— begin —

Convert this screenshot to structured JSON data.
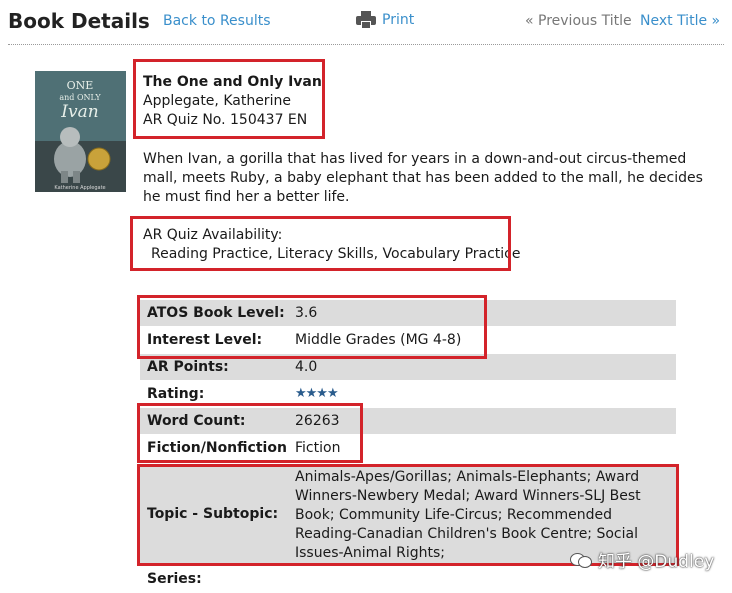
{
  "header": {
    "page_title": "Book Details",
    "back_link": "Back to Results",
    "print_label": "Print",
    "previous_title": "« Previous Title",
    "next_title": "Next Title »"
  },
  "cover": {
    "title_line1": "ONE",
    "title_line2": "and ONLY",
    "title_line3": "Ivan",
    "author": "Katherine Applegate"
  },
  "book": {
    "title": "The One and Only Ivan",
    "author": "Applegate, Katherine",
    "quiz_number": "AR Quiz No. 150437 EN",
    "description": "When Ivan, a gorilla that has lived for years in a down-and-out circus-themed mall, meets Ruby, a baby elephant that has been added to the mall, he decides he must find her a better life.",
    "availability_label": "AR Quiz Availability:",
    "availability_value": "Reading Practice, Literacy Skills, Vocabulary Practice"
  },
  "details": {
    "atos_label": "ATOS Book Level:",
    "atos_value": "3.6",
    "interest_label": "Interest Level:",
    "interest_value": "Middle Grades (MG 4-8)",
    "points_label": "AR Points:",
    "points_value": "4.0",
    "rating_label": "Rating:",
    "rating_stars": 3.5,
    "rating_glyphs": "★★★★",
    "word_count_label": "Word Count:",
    "word_count_value": "26263",
    "fiction_label": "Fiction/Nonfiction",
    "fiction_value": "Fiction",
    "topic_label": "Topic - Subtopic:",
    "topic_value": "Animals-Apes/Gorillas; Animals-Elephants; Award Winners-Newbery Medal; Award Winners-SLJ Best Book; Community Life-Circus; Recommended Reading-Canadian Children's Book Centre; Social Issues-Animal Rights;",
    "series_label": "Series:"
  },
  "watermark": {
    "text": "知乎 @Dudley"
  },
  "colors": {
    "link": "#3a8fcb",
    "highlight_border": "#d3232a",
    "row_shade": "#dcdcdc",
    "star": "#2a5c8d"
  }
}
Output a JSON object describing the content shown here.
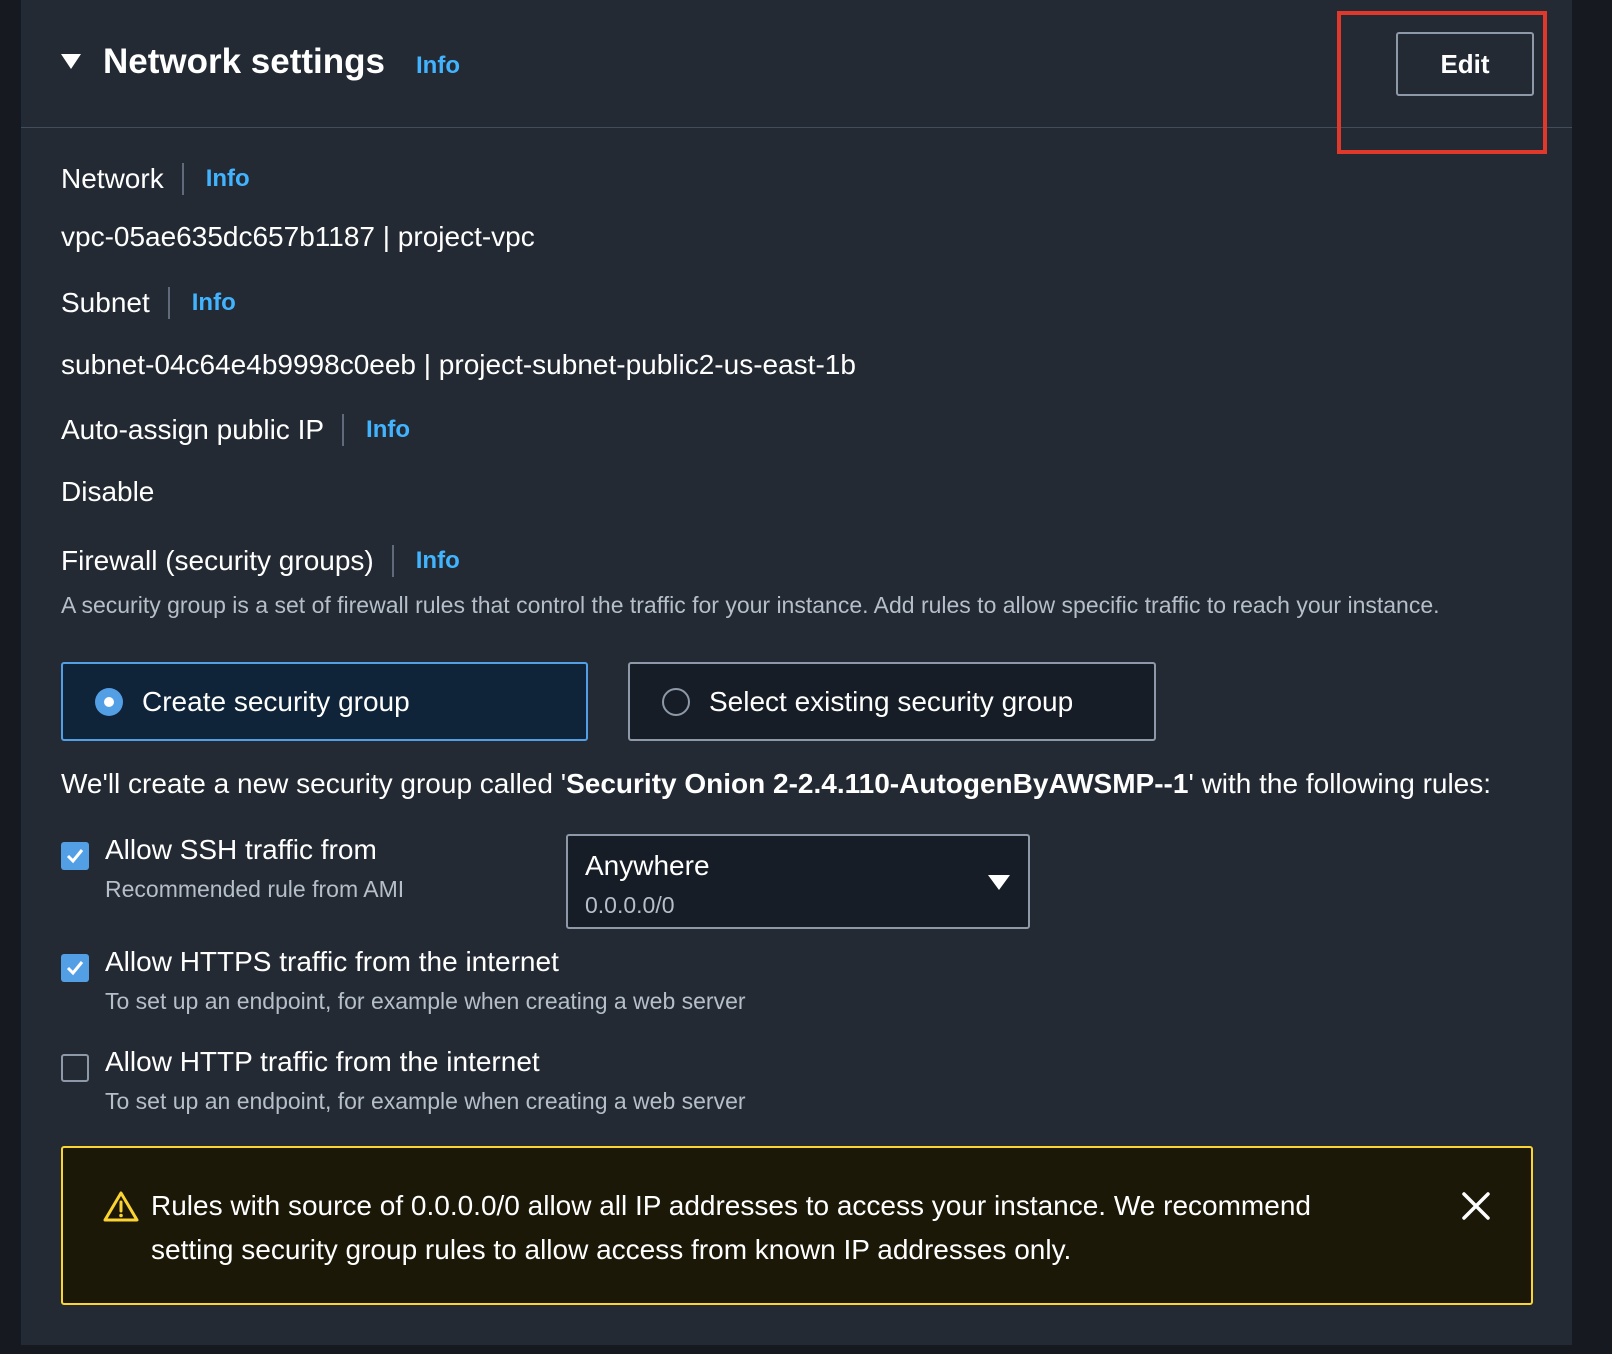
{
  "header": {
    "title": "Network settings",
    "info": "Info",
    "edit_label": "Edit"
  },
  "network": {
    "label": "Network",
    "info": "Info",
    "value": "vpc-05ae635dc657b1187 | project-vpc"
  },
  "subnet": {
    "label": "Subnet",
    "info": "Info",
    "value": "subnet-04c64e4b9998c0eeb | project-subnet-public2-us-east-1b"
  },
  "auto_ip": {
    "label": "Auto-assign public IP",
    "info": "Info",
    "value": "Disable"
  },
  "firewall": {
    "label": "Firewall (security groups)",
    "info": "Info",
    "description": "A security group is a set of firewall rules that control the traffic for your instance. Add rules to allow specific traffic to reach your instance.",
    "options": [
      {
        "label": "Create security group",
        "selected": true
      },
      {
        "label": "Select existing security group",
        "selected": false
      }
    ],
    "create_prefix": "We'll create a new security group called '",
    "group_name": "Security Onion 2-2.4.110-AutogenByAWSMP--1",
    "create_suffix": "' with the following rules:"
  },
  "rules": [
    {
      "label": "Allow SSH traffic from",
      "sub": "Recommended rule from AMI",
      "checked": true
    },
    {
      "label": "Allow HTTPS traffic from the internet",
      "sub": "To set up an endpoint, for example when creating a web server",
      "checked": true
    },
    {
      "label": "Allow HTTP traffic from the internet",
      "sub": "To set up an endpoint, for example when creating a web server",
      "checked": false
    }
  ],
  "ssh_source": {
    "value": "Anywhere",
    "sub": "0.0.0.0/0"
  },
  "warning": {
    "text": "Rules with source of 0.0.0.0/0 allow all IP addresses to access your instance. We recommend setting security group rules to allow access from known IP addresses only.",
    "icon": "warning-triangle-icon",
    "close_icon": "close-icon"
  },
  "colors": {
    "panel_bg": "#232a33",
    "accent": "#539fe5",
    "link": "#42b4ff",
    "warning_border": "#fbd332",
    "highlight": "#e0382b"
  }
}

— end —

TASK OBJECTIVE
From the data, pick out every line that includes "traffic".

CORRECT RESPONSE
    "description": "A security group is a set of firewall rules that control the traffic for your instance. Add rules to allow specific traffic to reach your instance.",
      "label": "Allow SSH traffic from",
      "label": "Allow HTTPS traffic from the internet",
      "label": "Allow HTTP traffic from the internet",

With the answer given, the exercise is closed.